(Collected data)
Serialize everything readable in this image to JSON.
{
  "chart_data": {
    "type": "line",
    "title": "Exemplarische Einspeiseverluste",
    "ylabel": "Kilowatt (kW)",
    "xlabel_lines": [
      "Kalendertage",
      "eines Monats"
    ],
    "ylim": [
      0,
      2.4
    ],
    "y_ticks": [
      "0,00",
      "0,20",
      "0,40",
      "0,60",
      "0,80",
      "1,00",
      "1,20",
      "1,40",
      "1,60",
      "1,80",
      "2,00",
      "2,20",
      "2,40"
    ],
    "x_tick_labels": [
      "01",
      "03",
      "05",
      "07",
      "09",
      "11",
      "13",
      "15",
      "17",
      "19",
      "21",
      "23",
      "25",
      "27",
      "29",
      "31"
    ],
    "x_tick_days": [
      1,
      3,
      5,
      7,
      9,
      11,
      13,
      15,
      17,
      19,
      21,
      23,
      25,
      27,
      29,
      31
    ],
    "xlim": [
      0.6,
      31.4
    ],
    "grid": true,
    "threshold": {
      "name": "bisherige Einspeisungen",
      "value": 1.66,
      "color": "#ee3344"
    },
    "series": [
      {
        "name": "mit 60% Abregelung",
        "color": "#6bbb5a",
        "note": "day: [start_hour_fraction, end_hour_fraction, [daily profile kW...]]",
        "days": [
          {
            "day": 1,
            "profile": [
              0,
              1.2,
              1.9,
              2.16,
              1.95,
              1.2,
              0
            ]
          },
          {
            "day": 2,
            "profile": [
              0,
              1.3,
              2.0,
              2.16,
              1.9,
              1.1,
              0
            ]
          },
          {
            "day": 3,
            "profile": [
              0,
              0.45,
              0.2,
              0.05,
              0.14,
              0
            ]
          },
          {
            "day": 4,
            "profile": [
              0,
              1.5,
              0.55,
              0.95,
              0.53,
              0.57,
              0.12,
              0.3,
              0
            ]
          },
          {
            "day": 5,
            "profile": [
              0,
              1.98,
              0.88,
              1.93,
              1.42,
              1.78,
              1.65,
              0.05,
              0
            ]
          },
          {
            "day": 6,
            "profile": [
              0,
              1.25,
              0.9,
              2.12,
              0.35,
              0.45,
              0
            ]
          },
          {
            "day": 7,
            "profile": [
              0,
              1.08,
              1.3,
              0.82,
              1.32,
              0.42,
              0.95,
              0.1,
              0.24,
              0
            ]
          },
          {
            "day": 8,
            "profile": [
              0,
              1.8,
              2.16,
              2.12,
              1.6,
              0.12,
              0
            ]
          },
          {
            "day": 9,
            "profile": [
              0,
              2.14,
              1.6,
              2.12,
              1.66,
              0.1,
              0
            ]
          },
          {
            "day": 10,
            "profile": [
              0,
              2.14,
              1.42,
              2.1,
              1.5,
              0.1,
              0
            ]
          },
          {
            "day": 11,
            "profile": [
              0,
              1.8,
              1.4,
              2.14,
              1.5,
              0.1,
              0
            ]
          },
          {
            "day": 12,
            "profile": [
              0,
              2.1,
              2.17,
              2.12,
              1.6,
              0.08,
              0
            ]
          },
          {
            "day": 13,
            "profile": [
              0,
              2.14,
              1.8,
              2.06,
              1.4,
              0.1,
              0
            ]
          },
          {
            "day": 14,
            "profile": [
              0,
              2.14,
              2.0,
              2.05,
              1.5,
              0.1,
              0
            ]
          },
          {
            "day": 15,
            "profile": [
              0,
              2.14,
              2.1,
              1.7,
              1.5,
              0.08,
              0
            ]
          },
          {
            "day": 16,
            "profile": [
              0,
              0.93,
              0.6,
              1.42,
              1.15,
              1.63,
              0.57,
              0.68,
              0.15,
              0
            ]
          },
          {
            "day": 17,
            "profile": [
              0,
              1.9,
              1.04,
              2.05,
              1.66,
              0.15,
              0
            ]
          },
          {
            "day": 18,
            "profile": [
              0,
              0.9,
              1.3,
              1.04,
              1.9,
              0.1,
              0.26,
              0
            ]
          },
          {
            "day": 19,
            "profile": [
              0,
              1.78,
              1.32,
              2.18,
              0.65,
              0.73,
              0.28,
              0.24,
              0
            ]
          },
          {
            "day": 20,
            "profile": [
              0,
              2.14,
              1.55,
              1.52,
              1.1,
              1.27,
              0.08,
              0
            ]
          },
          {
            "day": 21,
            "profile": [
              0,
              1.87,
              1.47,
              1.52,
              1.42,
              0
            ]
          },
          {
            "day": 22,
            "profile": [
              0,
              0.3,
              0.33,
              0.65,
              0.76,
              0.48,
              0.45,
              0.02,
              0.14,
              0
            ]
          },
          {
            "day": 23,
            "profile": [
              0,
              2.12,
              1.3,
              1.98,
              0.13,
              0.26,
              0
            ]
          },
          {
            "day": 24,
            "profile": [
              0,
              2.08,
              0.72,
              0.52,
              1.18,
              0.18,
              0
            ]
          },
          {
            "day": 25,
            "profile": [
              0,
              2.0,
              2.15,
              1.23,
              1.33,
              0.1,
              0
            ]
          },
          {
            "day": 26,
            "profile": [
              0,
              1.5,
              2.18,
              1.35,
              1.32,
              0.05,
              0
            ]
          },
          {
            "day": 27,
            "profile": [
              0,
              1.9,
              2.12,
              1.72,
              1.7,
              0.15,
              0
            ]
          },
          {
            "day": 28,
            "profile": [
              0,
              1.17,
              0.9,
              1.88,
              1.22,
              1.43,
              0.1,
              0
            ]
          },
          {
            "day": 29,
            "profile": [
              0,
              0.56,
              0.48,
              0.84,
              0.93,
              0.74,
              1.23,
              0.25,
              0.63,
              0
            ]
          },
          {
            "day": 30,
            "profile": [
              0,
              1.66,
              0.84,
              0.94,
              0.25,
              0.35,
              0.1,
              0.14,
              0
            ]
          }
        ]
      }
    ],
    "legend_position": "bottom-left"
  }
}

**Instructions for the task**: Write the data back out verbatim.

**Full response**:
Serialize everything readable in this image to JSON.
{
  "chart_data": {
    "type": "line",
    "title": "Exemplarische Einspeiseverluste",
    "ylabel": "Kilowatt (kW)",
    "xlabel_lines": [
      "Kalendertage",
      "eines Monats"
    ],
    "ylim": [
      0,
      2.4
    ],
    "y_ticks": [
      "0,00",
      "0,20",
      "0,40",
      "0,60",
      "0,80",
      "1,00",
      "1,20",
      "1,40",
      "1,60",
      "1,80",
      "2,00",
      "2,20",
      "2,40"
    ],
    "x_tick_labels": [
      "01",
      "03",
      "05",
      "07",
      "09",
      "11",
      "13",
      "15",
      "17",
      "19",
      "21",
      "23",
      "25",
      "27",
      "29",
      "31"
    ],
    "x_tick_days": [
      1,
      3,
      5,
      7,
      9,
      11,
      13,
      15,
      17,
      19,
      21,
      23,
      25,
      27,
      29,
      31
    ],
    "xlim": [
      0.6,
      31.4
    ],
    "grid": true,
    "threshold": {
      "name": "bisherige Einspeisungen",
      "value": 1.66,
      "color": "#ee3344"
    },
    "series": [
      {
        "name": "mit 60% Abregelung",
        "color": "#6bbb5a",
        "note": "day: [start_hour_fraction, end_hour_fraction, [daily profile kW...]]",
        "days": [
          {
            "day": 1,
            "profile": [
              0,
              1.2,
              1.9,
              2.16,
              1.95,
              1.2,
              0
            ]
          },
          {
            "day": 2,
            "profile": [
              0,
              1.3,
              2.0,
              2.16,
              1.9,
              1.1,
              0
            ]
          },
          {
            "day": 3,
            "profile": [
              0,
              0.45,
              0.2,
              0.05,
              0.14,
              0
            ]
          },
          {
            "day": 4,
            "profile": [
              0,
              1.5,
              0.55,
              0.95,
              0.53,
              0.57,
              0.12,
              0.3,
              0
            ]
          },
          {
            "day": 5,
            "profile": [
              0,
              1.98,
              0.88,
              1.93,
              1.42,
              1.78,
              1.65,
              0.05,
              0
            ]
          },
          {
            "day": 6,
            "profile": [
              0,
              1.25,
              0.9,
              2.12,
              0.35,
              0.45,
              0
            ]
          },
          {
            "day": 7,
            "profile": [
              0,
              1.08,
              1.3,
              0.82,
              1.32,
              0.42,
              0.95,
              0.1,
              0.24,
              0
            ]
          },
          {
            "day": 8,
            "profile": [
              0,
              1.8,
              2.16,
              2.12,
              1.6,
              0.12,
              0
            ]
          },
          {
            "day": 9,
            "profile": [
              0,
              2.14,
              1.6,
              2.12,
              1.66,
              0.1,
              0
            ]
          },
          {
            "day": 10,
            "profile": [
              0,
              2.14,
              1.42,
              2.1,
              1.5,
              0.1,
              0
            ]
          },
          {
            "day": 11,
            "profile": [
              0,
              1.8,
              1.4,
              2.14,
              1.5,
              0.1,
              0
            ]
          },
          {
            "day": 12,
            "profile": [
              0,
              2.1,
              2.17,
              2.12,
              1.6,
              0.08,
              0
            ]
          },
          {
            "day": 13,
            "profile": [
              0,
              2.14,
              1.8,
              2.06,
              1.4,
              0.1,
              0
            ]
          },
          {
            "day": 14,
            "profile": [
              0,
              2.14,
              2.0,
              2.05,
              1.5,
              0.1,
              0
            ]
          },
          {
            "day": 15,
            "profile": [
              0,
              2.14,
              2.1,
              1.7,
              1.5,
              0.08,
              0
            ]
          },
          {
            "day": 16,
            "profile": [
              0,
              0.93,
              0.6,
              1.42,
              1.15,
              1.63,
              0.57,
              0.68,
              0.15,
              0
            ]
          },
          {
            "day": 17,
            "profile": [
              0,
              1.9,
              1.04,
              2.05,
              1.66,
              0.15,
              0
            ]
          },
          {
            "day": 18,
            "profile": [
              0,
              0.9,
              1.3,
              1.04,
              1.9,
              0.1,
              0.26,
              0
            ]
          },
          {
            "day": 19,
            "profile": [
              0,
              1.78,
              1.32,
              2.18,
              0.65,
              0.73,
              0.28,
              0.24,
              0
            ]
          },
          {
            "day": 20,
            "profile": [
              0,
              2.14,
              1.55,
              1.52,
              1.1,
              1.27,
              0.08,
              0
            ]
          },
          {
            "day": 21,
            "profile": [
              0,
              1.87,
              1.47,
              1.52,
              1.42,
              0
            ]
          },
          {
            "day": 22,
            "profile": [
              0,
              0.3,
              0.33,
              0.65,
              0.76,
              0.48,
              0.45,
              0.02,
              0.14,
              0
            ]
          },
          {
            "day": 23,
            "profile": [
              0,
              2.12,
              1.3,
              1.98,
              0.13,
              0.26,
              0
            ]
          },
          {
            "day": 24,
            "profile": [
              0,
              2.08,
              0.72,
              0.52,
              1.18,
              0.18,
              0
            ]
          },
          {
            "day": 25,
            "profile": [
              0,
              2.0,
              2.15,
              1.23,
              1.33,
              0.1,
              0
            ]
          },
          {
            "day": 26,
            "profile": [
              0,
              1.5,
              2.18,
              1.35,
              1.32,
              0.05,
              0
            ]
          },
          {
            "day": 27,
            "profile": [
              0,
              1.9,
              2.12,
              1.72,
              1.7,
              0.15,
              0
            ]
          },
          {
            "day": 28,
            "profile": [
              0,
              1.17,
              0.9,
              1.88,
              1.22,
              1.43,
              0.1,
              0
            ]
          },
          {
            "day": 29,
            "profile": [
              0,
              0.56,
              0.48,
              0.84,
              0.93,
              0.74,
              1.23,
              0.25,
              0.63,
              0
            ]
          },
          {
            "day": 30,
            "profile": [
              0,
              1.66,
              0.84,
              0.94,
              0.25,
              0.35,
              0.1,
              0.14,
              0
            ]
          }
        ]
      }
    ],
    "legend_position": "bottom-left"
  }
}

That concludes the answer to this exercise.